▶ **Records shown**:
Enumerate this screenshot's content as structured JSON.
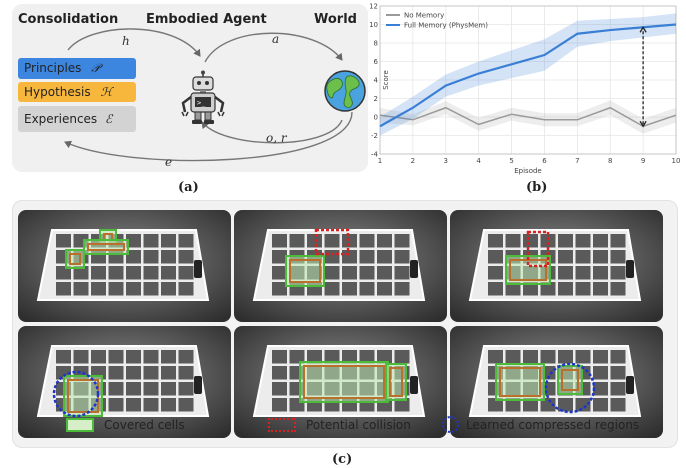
{
  "panel_a": {
    "headers": {
      "consolidation": "Consolidation",
      "agent": "Embodied Agent",
      "world": "World"
    },
    "memory": {
      "principles": "Principles",
      "principles_sym": "𝒫",
      "hypothesis": "Hypothesis",
      "hypothesis_sym": "ℋ",
      "experiences": "Experiences",
      "experiences_sym": "ℰ"
    },
    "edges": {
      "h": "h",
      "a": "a",
      "or": "o, r",
      "e": "e"
    },
    "colors": {
      "principles": "#3d86e0",
      "hypothesis": "#f6b73c",
      "experiences": "#d3d3d3"
    },
    "caption": "(a)"
  },
  "panel_b": {
    "caption": "(b)"
  },
  "panel_c": {
    "caption": "(c)",
    "legend": {
      "covered": "Covered cells",
      "collision": "Potential collision",
      "compressed": "Learned compressed regions"
    }
  },
  "chart_data": {
    "type": "line",
    "x": [
      1,
      2,
      3,
      4,
      5,
      6,
      7,
      8,
      9,
      10
    ],
    "series": [
      {
        "name": "No Memory",
        "color": "#9a9a9a",
        "values": [
          0.2,
          -0.3,
          1.0,
          -0.8,
          0.3,
          -0.3,
          -0.3,
          1.0,
          -1.0,
          0.2
        ],
        "band_low": [
          -0.6,
          -0.9,
          0.3,
          -1.5,
          -0.4,
          -1.0,
          -1.0,
          0.2,
          -1.8,
          -0.6
        ],
        "band_high": [
          1.0,
          0.3,
          1.7,
          -0.1,
          1.0,
          0.4,
          0.4,
          1.8,
          -0.2,
          1.0
        ]
      },
      {
        "name": "Full Memory (PhysMem)",
        "color": "#3a7fd6",
        "values": [
          -1.0,
          1.0,
          3.4,
          4.7,
          5.7,
          6.7,
          9.0,
          9.4,
          9.7,
          10.0
        ],
        "band_low": [
          -2.0,
          -0.2,
          2.2,
          3.4,
          4.2,
          5.0,
          7.6,
          8.2,
          8.6,
          9.0
        ],
        "band_high": [
          0.0,
          2.2,
          4.6,
          6.0,
          7.2,
          8.4,
          10.4,
          10.6,
          10.8,
          11.2
        ]
      }
    ],
    "xlabel": "Episode",
    "ylabel": "Score",
    "xlim": [
      1,
      10
    ],
    "ylim": [
      -4,
      12
    ],
    "xticks": [
      1,
      2,
      3,
      4,
      5,
      6,
      7,
      8,
      9,
      10
    ],
    "yticks": [
      -4,
      -2,
      0,
      2,
      4,
      6,
      8,
      10,
      12
    ],
    "legend_position": "top-left",
    "annotation": {
      "x": 9,
      "from": -1.0,
      "to": 9.7
    }
  }
}
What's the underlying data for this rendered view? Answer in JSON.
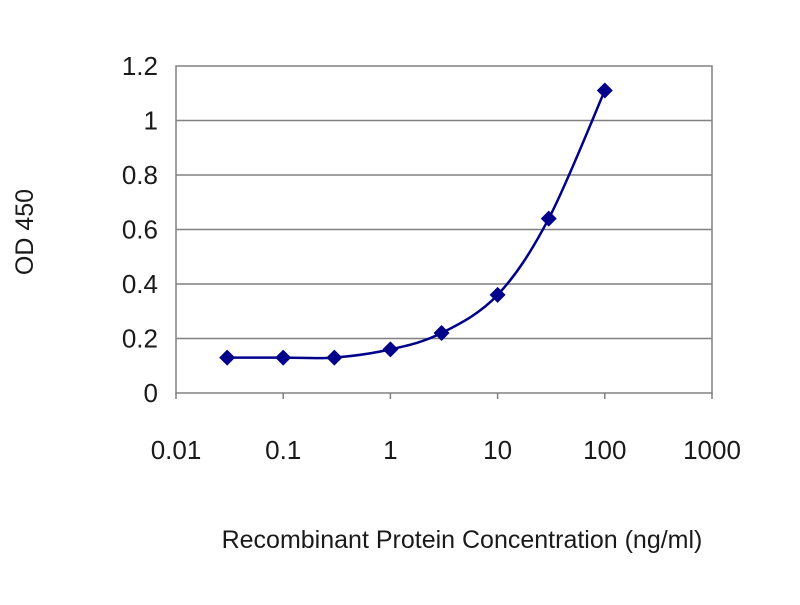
{
  "chart_data": {
    "type": "scatter",
    "title": "",
    "xlabel": "Recombinant Protein Concentration (ng/ml)",
    "ylabel": "OD 450",
    "xscale": "log",
    "xlim": [
      0.01,
      1000
    ],
    "ylim": [
      0,
      1.2
    ],
    "xticks": [
      "0.01",
      "0.1",
      "1",
      "10",
      "100",
      "1000"
    ],
    "yticks": [
      "0",
      "0.2",
      "0.4",
      "0.6",
      "0.8",
      "1",
      "1.2"
    ],
    "grid": "horizontal",
    "legend": "none",
    "series": [
      {
        "x": [
          0.03,
          0.1,
          0.3,
          1,
          3,
          10,
          30,
          100
        ],
        "y": [
          0.13,
          0.13,
          0.13,
          0.16,
          0.22,
          0.36,
          0.64,
          1.11
        ],
        "marker": "diamond",
        "color": "#00008b",
        "line": "smooth"
      }
    ],
    "colors": {
      "series": "#00008b",
      "grid": "#808080",
      "axis": "#808080"
    }
  }
}
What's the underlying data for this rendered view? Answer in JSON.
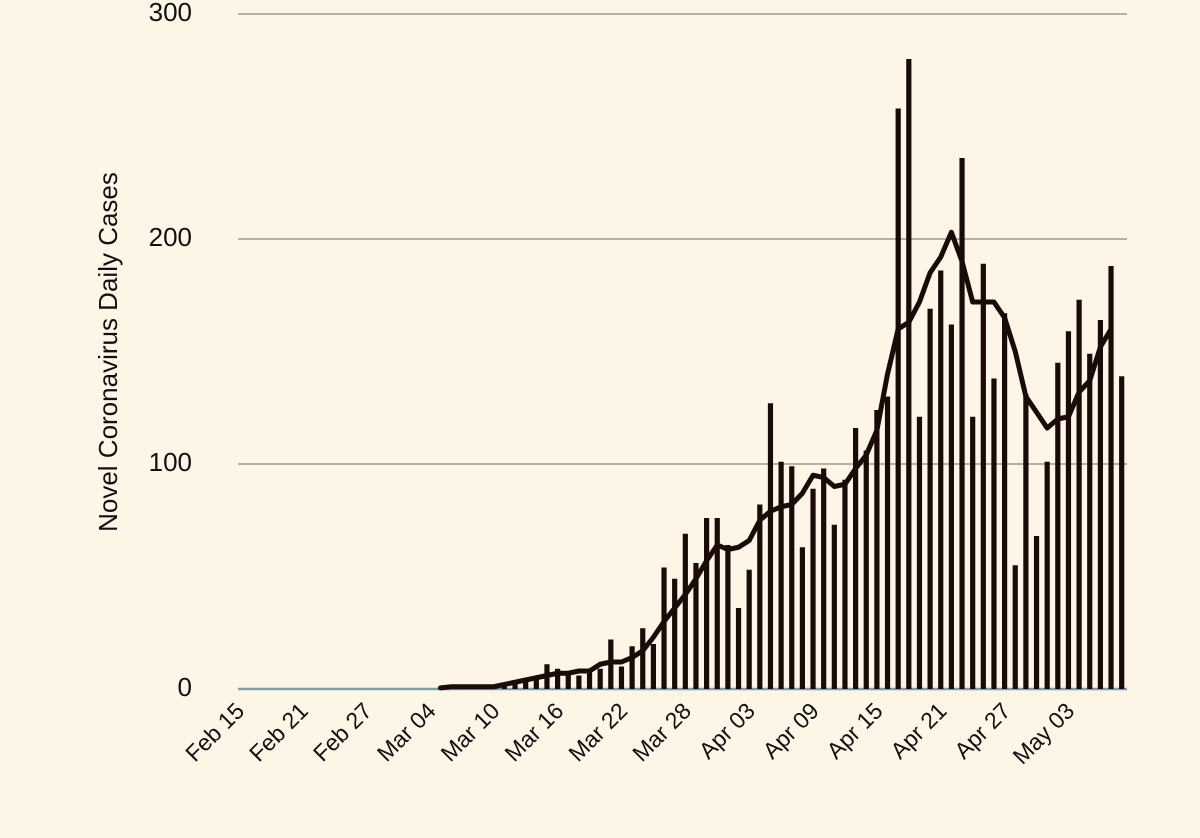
{
  "chart_data": {
    "type": "combo",
    "ylabel": "Novel Coronavirus Daily Cases",
    "categories": [
      "Feb 15",
      null,
      null,
      null,
      null,
      null,
      "Feb 21",
      null,
      null,
      null,
      null,
      null,
      "Feb 27",
      null,
      null,
      null,
      null,
      null,
      "Mar 04",
      null,
      null,
      null,
      null,
      null,
      "Mar 10",
      null,
      null,
      null,
      null,
      null,
      "Mar 16",
      null,
      null,
      null,
      null,
      null,
      "Mar 22",
      null,
      null,
      null,
      null,
      null,
      "Mar 28",
      null,
      null,
      null,
      null,
      null,
      "Apr 03",
      null,
      null,
      null,
      null,
      null,
      "Apr 09",
      null,
      null,
      null,
      null,
      null,
      "Apr 15",
      null,
      null,
      null,
      null,
      null,
      "Apr 21",
      null,
      null,
      null,
      null,
      null,
      "Apr 27",
      null,
      null,
      null,
      null,
      null,
      "May 03",
      null,
      null,
      null,
      null,
      null
    ],
    "series": [
      {
        "type": "bar",
        "color": "#1a0a08",
        "values": [
          0,
          0,
          0,
          0,
          0,
          0,
          0,
          0,
          0,
          0,
          0,
          0,
          0,
          0,
          0,
          0,
          0,
          0,
          0,
          1,
          1,
          2,
          1,
          1,
          2,
          1,
          3,
          4,
          5,
          11,
          9,
          8,
          6,
          8,
          9,
          22,
          10,
          19,
          27,
          20,
          54,
          49,
          69,
          56,
          76,
          76,
          64,
          36,
          53,
          82,
          127,
          101,
          99,
          63,
          89,
          98,
          73,
          93,
          116,
          106,
          124,
          130,
          258,
          280,
          121,
          169,
          186,
          162,
          236,
          121,
          189,
          138,
          167,
          55,
          131,
          68,
          101,
          145,
          159,
          173,
          149,
          164,
          188,
          139
        ]
      },
      {
        "type": "line",
        "color": "#1a0a08",
        "values": [
          null,
          null,
          null,
          null,
          null,
          null,
          null,
          null,
          null,
          null,
          null,
          null,
          null,
          null,
          null,
          null,
          null,
          null,
          null,
          0.5,
          1,
          1,
          1,
          1,
          1,
          2,
          3,
          4,
          5,
          6,
          7,
          7,
          8,
          8,
          11,
          12,
          12,
          14,
          17,
          23,
          30,
          36,
          42,
          49,
          57,
          64,
          62,
          63,
          66,
          75,
          79,
          81,
          82,
          87,
          95,
          94,
          90,
          91,
          98,
          104,
          115,
          140,
          160,
          163,
          172,
          185,
          192,
          203,
          190,
          172,
          172,
          172,
          165,
          150,
          130,
          123,
          116,
          120,
          121,
          132,
          137,
          152,
          160,
          null
        ]
      }
    ],
    "ylim": [
      0,
      300
    ],
    "yticks": [
      0,
      100,
      200,
      300
    ],
    "grid": true
  }
}
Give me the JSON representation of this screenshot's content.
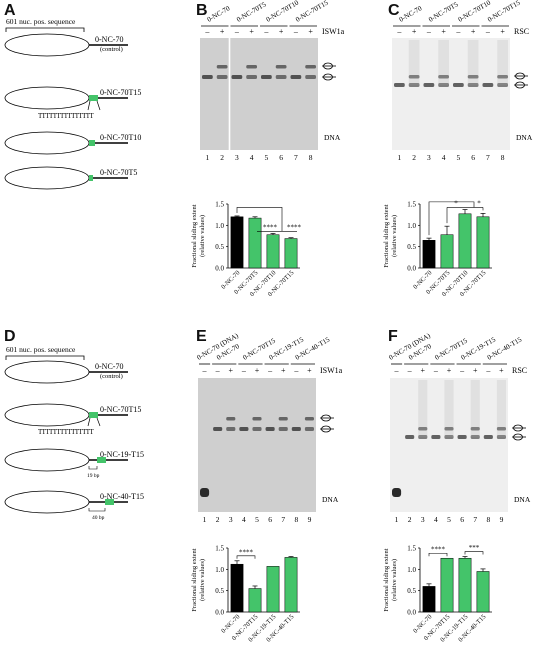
{
  "panels": {
    "A": {
      "letter": "A",
      "bracket_label": "601 nuc. pos. sequence",
      "constructs": [
        {
          "name": "0-NC-70",
          "sub": "(control)"
        },
        {
          "name": "0-NC-70T15"
        },
        {
          "name": "0-NC-70T10"
        },
        {
          "name": "0-NC-70T5"
        }
      ],
      "polyT": "TTTTTTTTTTTTTTT"
    },
    "B": {
      "letter": "B",
      "enzyme": "ISW1a",
      "groups": [
        "0-NC-70",
        "0-NC-70T5",
        "0-NC-70T10",
        "0-NC-70T15"
      ],
      "signs": [
        "–",
        "+",
        "–",
        "+",
        "–",
        "+",
        "–",
        "+"
      ],
      "lanes": [
        "1",
        "2",
        "3",
        "4",
        "5",
        "6",
        "7",
        "8"
      ],
      "dna_label": "DNA",
      "chart_data": {
        "type": "bar",
        "ylabel": "Fractional sliding extent (relative values)",
        "ylim": [
          0,
          1.5
        ],
        "yticks": [
          "0.0",
          "0.5",
          "1.0",
          "1.5"
        ],
        "categories": [
          "0-NC-70",
          "0-NC-70T5",
          "0-NC-70T10",
          "0-NC-70T15"
        ],
        "values": [
          1.2,
          1.17,
          0.78,
          0.69
        ],
        "errors": [
          0.02,
          0.03,
          0.03,
          0.02
        ],
        "colors": [
          "#000000",
          "#44c46a",
          "#44c46a",
          "#44c46a"
        ],
        "significance": [
          "****",
          "****"
        ]
      }
    },
    "C": {
      "letter": "C",
      "enzyme": "RSC",
      "groups": [
        "0-NC-70",
        "0-NC-70T5",
        "0-NC-70T10",
        "0-NC-70T15"
      ],
      "signs": [
        "–",
        "+",
        "–",
        "+",
        "–",
        "+",
        "–",
        "+"
      ],
      "lanes": [
        "1",
        "2",
        "3",
        "4",
        "5",
        "6",
        "7",
        "8"
      ],
      "dna_label": "DNA",
      "chart_data": {
        "type": "bar",
        "ylabel": "Fractional sliding extent (relative values)",
        "ylim": [
          0,
          1.5
        ],
        "yticks": [
          "0.0",
          "0.5",
          "1.0",
          "1.5"
        ],
        "categories": [
          "0-NC-70",
          "0-NC-70T5",
          "0-NC-70T10",
          "0-NC-70T15"
        ],
        "values": [
          0.65,
          0.78,
          1.27,
          1.2
        ],
        "errors": [
          0.05,
          0.2,
          0.1,
          0.08
        ],
        "colors": [
          "#000000",
          "#44c46a",
          "#44c46a",
          "#44c46a"
        ],
        "significance": [
          "*",
          "*"
        ]
      }
    },
    "D": {
      "letter": "D",
      "bracket_label": "601 nuc. pos. sequence",
      "constructs": [
        {
          "name": "0-NC-70",
          "sub": "(control)"
        },
        {
          "name": "0-NC-70T15"
        },
        {
          "name": "0-NC-19-T15",
          "spacer": "19 bp"
        },
        {
          "name": "0-NC-40-T15",
          "spacer": "40 bp"
        }
      ],
      "polyT": "TTTTTTTTTTTTTTT"
    },
    "E": {
      "letter": "E",
      "enzyme": "ISW1a",
      "groups": [
        "0-NC-70 (DNA)",
        "0-NC-70",
        "0-NC-70T15",
        "0-NC-19-T15",
        "0-NC-40-T15"
      ],
      "signs": [
        "–",
        "–",
        "+",
        "–",
        "+",
        "–",
        "+",
        "–",
        "+"
      ],
      "lanes": [
        "1",
        "2",
        "3",
        "4",
        "5",
        "6",
        "7",
        "8",
        "9"
      ],
      "dna_label": "DNA",
      "chart_data": {
        "type": "bar",
        "ylabel": "Fractional sliding extent (relative values)",
        "ylim": [
          0,
          1.5
        ],
        "yticks": [
          "0.0",
          "0.5",
          "1.0",
          "1.5"
        ],
        "categories": [
          "0-NC-70",
          "0-NC-70T15",
          "0-NC-19-T15",
          "0-NC-40-T15"
        ],
        "values": [
          1.12,
          0.55,
          1.07,
          1.28
        ],
        "errors": [
          0.08,
          0.06,
          0.0,
          0.02
        ],
        "colors": [
          "#000000",
          "#44c46a",
          "#44c46a",
          "#44c46a"
        ],
        "significance": [
          "****",
          "*"
        ]
      }
    },
    "F": {
      "letter": "F",
      "enzyme": "RSC",
      "groups": [
        "0-NC-70 (DNA)",
        "0-NC-70",
        "0-NC-70T15",
        "0-NC-19-T15",
        "0-NC-40-T15"
      ],
      "signs": [
        "–",
        "–",
        "+",
        "–",
        "+",
        "–",
        "+",
        "–",
        "+"
      ],
      "lanes": [
        "1",
        "2",
        "3",
        "4",
        "5",
        "6",
        "7",
        "8",
        "9"
      ],
      "dna_label": "DNA",
      "chart_data": {
        "type": "bar",
        "ylabel": "Fractional sliding extent (relative values)",
        "ylim": [
          0,
          1.5
        ],
        "yticks": [
          "0.0",
          "0.5",
          "1.0",
          "1.5"
        ],
        "categories": [
          "0-NC-70",
          "0-NC-70T15",
          "0-NC-19-T15",
          "0-NC-40-T15"
        ],
        "values": [
          0.6,
          1.26,
          1.26,
          0.95
        ],
        "errors": [
          0.06,
          0.0,
          0.04,
          0.06
        ],
        "colors": [
          "#000000",
          "#44c46a",
          "#44c46a",
          "#44c46a"
        ],
        "significance": [
          "****",
          "***",
          "***"
        ]
      }
    }
  }
}
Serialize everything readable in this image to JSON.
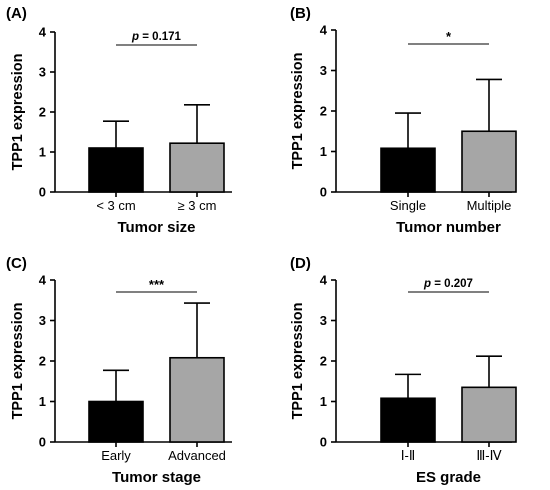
{
  "chart_data": [
    {
      "type": "bar",
      "panel": "(A)",
      "categories": [
        "< 3 cm",
        "≥ 3 cm"
      ],
      "values": [
        1.1,
        1.22
      ],
      "error_upper": [
        1.77,
        2.18
      ],
      "colors": [
        "#000000",
        "#a6a6a6"
      ],
      "xlabel": "Tumor size",
      "ylabel": "TPP1 expression",
      "ylim": [
        0,
        4
      ],
      "yticks": [
        "0",
        "1",
        "2",
        "3",
        "4"
      ],
      "significance": {
        "p_symbol": "p",
        "p_text": " = 0.171",
        "stars": ""
      }
    },
    {
      "type": "bar",
      "panel": "(B)",
      "categories": [
        "Single",
        "Multiple"
      ],
      "values": [
        1.08,
        1.5
      ],
      "error_upper": [
        1.95,
        2.78
      ],
      "colors": [
        "#000000",
        "#a6a6a6"
      ],
      "xlabel": "Tumor number",
      "ylabel": "TPP1 expression",
      "ylim": [
        0,
        4
      ],
      "yticks": [
        "0",
        "1",
        "2",
        "3",
        "4"
      ],
      "significance": {
        "p_symbol": "",
        "p_text": "",
        "stars": "*"
      }
    },
    {
      "type": "bar",
      "panel": "(C)",
      "categories": [
        "Early",
        "Advanced"
      ],
      "values": [
        1.0,
        2.08
      ],
      "error_upper": [
        1.77,
        3.43
      ],
      "colors": [
        "#000000",
        "#a6a6a6"
      ],
      "xlabel": "Tumor stage",
      "ylabel": "TPP1 expression",
      "ylim": [
        0,
        4
      ],
      "yticks": [
        "0",
        "1",
        "2",
        "3",
        "4"
      ],
      "significance": {
        "p_symbol": "",
        "p_text": "",
        "stars": "***"
      }
    },
    {
      "type": "bar",
      "panel": "(D)",
      "categories": [
        "Ⅰ-Ⅱ",
        "Ⅲ-Ⅳ"
      ],
      "values": [
        1.08,
        1.35
      ],
      "error_upper": [
        1.67,
        2.12
      ],
      "colors": [
        "#000000",
        "#a6a6a6"
      ],
      "xlabel": "ES grade",
      "ylabel": "TPP1 expression",
      "ylim": [
        0,
        4
      ],
      "yticks": [
        "0",
        "1",
        "2",
        "3",
        "4"
      ],
      "significance": {
        "p_symbol": "p",
        "p_text": " = 0.207",
        "stars": ""
      }
    }
  ]
}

▶ **What the exercise asks**: Where a line of the listing contains the word "name", it counts toward the total; say how many lines that makes, giving the number alone.

▶ **Answer space**: 10